■ Data provided
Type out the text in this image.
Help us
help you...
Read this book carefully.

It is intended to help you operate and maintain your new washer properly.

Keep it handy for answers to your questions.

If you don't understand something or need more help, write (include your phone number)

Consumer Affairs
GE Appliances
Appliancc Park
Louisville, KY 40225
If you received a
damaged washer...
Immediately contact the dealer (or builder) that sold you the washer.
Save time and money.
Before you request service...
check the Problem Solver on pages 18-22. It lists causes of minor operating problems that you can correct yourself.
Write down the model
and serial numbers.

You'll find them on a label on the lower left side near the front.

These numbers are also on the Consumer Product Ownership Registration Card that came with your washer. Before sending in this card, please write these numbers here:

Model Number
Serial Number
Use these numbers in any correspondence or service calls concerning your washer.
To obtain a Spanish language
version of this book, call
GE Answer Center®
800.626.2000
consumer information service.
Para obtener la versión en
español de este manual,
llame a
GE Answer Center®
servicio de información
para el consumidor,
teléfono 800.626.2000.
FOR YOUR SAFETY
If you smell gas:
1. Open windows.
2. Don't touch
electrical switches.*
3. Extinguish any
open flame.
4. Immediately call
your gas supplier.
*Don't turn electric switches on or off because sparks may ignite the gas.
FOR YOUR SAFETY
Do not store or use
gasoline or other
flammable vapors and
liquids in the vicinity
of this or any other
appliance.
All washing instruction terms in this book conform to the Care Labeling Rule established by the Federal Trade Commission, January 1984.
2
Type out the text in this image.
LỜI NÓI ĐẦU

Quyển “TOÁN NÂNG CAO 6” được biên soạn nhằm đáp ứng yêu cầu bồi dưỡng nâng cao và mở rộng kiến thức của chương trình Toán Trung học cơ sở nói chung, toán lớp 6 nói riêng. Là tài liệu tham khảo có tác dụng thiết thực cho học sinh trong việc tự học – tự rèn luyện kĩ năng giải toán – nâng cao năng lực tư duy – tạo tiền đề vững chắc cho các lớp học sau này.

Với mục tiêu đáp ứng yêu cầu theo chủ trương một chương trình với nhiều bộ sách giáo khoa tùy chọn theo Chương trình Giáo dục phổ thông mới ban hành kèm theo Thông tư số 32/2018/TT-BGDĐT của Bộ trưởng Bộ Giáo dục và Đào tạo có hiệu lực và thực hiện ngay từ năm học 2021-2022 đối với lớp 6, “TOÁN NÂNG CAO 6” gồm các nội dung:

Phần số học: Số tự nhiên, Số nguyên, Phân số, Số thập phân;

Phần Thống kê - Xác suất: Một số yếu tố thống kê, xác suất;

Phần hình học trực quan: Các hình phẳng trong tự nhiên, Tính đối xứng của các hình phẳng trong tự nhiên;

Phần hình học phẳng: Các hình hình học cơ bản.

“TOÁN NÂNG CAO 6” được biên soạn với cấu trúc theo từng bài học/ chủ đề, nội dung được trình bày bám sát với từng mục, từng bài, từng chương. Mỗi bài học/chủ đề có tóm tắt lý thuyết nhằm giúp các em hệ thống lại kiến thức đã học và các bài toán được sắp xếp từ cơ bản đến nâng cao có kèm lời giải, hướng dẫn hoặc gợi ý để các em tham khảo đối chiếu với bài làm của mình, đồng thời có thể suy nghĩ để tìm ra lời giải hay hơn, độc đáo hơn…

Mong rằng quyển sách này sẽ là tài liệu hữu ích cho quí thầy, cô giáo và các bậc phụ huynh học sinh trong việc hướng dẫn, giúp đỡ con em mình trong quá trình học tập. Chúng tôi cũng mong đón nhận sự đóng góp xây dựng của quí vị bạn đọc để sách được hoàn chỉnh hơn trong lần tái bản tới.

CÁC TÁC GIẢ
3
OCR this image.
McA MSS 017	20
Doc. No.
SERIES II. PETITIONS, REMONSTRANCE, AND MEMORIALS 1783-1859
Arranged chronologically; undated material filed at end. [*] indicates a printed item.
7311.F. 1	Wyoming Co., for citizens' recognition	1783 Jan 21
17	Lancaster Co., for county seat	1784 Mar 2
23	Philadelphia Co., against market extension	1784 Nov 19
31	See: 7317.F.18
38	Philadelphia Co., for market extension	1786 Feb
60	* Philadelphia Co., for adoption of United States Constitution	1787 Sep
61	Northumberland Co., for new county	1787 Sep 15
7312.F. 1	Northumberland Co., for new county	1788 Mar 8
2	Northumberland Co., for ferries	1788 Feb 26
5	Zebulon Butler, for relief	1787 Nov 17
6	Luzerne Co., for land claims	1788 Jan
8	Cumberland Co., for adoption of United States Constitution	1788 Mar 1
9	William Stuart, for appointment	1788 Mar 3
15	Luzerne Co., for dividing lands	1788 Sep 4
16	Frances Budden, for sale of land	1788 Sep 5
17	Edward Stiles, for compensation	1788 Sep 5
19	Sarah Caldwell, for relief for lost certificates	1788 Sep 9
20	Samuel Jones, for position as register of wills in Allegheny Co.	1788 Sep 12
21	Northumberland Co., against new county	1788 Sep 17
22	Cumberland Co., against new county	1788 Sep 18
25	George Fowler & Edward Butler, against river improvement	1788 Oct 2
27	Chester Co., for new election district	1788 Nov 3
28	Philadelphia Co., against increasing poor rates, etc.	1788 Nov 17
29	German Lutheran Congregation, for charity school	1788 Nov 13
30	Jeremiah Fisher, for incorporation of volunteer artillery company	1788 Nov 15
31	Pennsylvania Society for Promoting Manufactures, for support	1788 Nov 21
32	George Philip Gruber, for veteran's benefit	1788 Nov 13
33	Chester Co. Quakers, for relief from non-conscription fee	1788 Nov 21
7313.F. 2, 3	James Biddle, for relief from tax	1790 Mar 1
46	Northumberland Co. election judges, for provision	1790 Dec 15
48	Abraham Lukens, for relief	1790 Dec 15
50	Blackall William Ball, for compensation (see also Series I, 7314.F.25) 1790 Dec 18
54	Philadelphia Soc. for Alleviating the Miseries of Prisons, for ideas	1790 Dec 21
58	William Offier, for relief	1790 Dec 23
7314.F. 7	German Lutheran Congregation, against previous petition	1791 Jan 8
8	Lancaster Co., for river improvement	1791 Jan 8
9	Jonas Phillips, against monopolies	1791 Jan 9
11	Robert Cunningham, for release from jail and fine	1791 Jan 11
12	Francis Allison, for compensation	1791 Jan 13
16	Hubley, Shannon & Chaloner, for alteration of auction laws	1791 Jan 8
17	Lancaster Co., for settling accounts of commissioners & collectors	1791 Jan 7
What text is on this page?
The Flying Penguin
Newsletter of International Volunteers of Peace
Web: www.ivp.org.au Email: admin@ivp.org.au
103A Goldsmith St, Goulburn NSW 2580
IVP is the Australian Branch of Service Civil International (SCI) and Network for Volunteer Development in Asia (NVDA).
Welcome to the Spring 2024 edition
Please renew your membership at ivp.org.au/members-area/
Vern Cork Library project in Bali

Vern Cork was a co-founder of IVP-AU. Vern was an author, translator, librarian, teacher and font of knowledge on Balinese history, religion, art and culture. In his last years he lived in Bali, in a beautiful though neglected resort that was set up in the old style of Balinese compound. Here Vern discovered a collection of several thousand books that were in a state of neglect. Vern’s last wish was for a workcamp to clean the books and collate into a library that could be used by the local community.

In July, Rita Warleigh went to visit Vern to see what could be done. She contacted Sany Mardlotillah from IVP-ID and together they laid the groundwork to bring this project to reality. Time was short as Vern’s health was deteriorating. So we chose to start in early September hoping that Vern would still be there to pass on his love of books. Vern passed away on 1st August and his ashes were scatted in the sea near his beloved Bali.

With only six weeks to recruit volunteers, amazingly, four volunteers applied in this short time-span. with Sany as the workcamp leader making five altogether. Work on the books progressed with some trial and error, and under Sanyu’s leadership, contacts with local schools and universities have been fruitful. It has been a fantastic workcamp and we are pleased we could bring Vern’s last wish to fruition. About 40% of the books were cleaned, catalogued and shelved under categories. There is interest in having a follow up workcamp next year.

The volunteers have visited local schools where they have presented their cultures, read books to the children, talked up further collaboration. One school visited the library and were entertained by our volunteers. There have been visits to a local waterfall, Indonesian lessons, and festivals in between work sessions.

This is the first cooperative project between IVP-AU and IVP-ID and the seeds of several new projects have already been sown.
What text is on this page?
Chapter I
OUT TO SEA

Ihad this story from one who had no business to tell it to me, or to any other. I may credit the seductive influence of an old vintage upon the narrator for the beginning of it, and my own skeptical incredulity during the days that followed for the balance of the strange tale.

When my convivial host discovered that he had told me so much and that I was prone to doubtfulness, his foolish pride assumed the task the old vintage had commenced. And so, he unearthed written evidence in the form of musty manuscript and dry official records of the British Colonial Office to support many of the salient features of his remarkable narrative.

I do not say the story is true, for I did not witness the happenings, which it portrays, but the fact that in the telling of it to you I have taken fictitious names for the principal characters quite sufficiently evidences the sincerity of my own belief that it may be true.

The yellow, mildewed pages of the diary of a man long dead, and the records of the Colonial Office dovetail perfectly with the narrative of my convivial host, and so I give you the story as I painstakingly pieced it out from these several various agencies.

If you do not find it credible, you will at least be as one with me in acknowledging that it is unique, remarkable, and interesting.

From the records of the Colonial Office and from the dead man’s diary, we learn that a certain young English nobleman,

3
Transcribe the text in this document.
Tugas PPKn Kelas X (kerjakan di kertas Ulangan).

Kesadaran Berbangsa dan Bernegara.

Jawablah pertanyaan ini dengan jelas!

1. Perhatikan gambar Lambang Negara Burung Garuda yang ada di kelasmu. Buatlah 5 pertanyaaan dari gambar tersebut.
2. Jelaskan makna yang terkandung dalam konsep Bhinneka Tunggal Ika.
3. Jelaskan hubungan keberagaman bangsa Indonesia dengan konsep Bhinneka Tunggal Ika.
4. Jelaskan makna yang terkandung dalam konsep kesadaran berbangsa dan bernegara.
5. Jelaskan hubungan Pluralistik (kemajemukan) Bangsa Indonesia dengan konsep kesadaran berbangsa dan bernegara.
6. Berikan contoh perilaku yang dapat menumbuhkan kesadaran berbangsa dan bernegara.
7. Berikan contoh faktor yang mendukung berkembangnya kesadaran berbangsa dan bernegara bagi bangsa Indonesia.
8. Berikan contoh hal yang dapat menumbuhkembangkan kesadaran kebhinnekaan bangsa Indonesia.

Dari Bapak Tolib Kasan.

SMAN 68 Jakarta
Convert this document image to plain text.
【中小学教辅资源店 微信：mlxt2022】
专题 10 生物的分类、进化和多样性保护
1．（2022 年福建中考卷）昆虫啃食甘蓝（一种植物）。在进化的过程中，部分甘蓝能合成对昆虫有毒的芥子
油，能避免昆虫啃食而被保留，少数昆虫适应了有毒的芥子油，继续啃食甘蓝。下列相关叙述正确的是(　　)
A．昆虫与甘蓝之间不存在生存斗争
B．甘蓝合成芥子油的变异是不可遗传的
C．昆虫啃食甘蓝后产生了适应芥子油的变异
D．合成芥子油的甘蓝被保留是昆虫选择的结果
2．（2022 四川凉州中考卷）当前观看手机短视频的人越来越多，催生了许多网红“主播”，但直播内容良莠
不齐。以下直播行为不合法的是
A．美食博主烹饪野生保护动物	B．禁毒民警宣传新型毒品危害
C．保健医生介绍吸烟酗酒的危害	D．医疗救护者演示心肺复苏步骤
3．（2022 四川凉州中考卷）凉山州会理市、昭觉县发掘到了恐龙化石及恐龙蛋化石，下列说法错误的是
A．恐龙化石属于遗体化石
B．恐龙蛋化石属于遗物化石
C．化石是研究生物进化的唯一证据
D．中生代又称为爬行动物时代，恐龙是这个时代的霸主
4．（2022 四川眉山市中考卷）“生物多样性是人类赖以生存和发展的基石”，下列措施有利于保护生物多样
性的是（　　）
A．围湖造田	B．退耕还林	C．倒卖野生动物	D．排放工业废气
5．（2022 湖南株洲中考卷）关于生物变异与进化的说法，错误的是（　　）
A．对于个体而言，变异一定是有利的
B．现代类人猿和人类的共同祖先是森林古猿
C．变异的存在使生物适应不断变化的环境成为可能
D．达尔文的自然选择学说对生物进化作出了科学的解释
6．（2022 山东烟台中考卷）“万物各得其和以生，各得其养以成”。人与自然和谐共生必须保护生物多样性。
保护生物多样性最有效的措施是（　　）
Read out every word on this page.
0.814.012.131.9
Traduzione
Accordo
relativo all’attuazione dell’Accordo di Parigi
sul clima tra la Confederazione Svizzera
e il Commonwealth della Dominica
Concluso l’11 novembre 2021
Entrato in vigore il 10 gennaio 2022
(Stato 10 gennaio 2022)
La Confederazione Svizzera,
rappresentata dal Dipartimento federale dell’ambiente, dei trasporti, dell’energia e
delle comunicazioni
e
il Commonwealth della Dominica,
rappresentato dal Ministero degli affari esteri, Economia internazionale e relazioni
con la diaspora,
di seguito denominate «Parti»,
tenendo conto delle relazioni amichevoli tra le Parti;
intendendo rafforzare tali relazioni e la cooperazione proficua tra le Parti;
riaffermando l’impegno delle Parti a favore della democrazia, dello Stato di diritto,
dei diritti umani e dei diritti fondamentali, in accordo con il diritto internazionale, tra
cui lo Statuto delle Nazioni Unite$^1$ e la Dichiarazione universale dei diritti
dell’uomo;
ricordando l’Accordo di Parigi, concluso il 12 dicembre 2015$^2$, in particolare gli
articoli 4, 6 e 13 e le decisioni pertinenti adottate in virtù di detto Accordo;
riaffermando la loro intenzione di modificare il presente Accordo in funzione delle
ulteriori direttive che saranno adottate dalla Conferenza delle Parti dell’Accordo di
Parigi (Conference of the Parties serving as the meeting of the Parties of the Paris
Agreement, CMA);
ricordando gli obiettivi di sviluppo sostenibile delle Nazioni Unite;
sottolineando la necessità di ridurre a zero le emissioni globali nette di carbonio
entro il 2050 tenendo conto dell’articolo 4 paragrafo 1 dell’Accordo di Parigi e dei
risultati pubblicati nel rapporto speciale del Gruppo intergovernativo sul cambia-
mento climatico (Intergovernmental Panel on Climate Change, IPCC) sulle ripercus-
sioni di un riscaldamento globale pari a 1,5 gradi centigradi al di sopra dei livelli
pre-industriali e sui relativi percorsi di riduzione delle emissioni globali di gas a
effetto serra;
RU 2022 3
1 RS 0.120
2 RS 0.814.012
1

■ Request
In the lines above, locate the string "Confederazione". Copy every line where it occurs.

■ Response to this task
sul clima tra la Confederazione Svizzera
La Confederazione Svizzera,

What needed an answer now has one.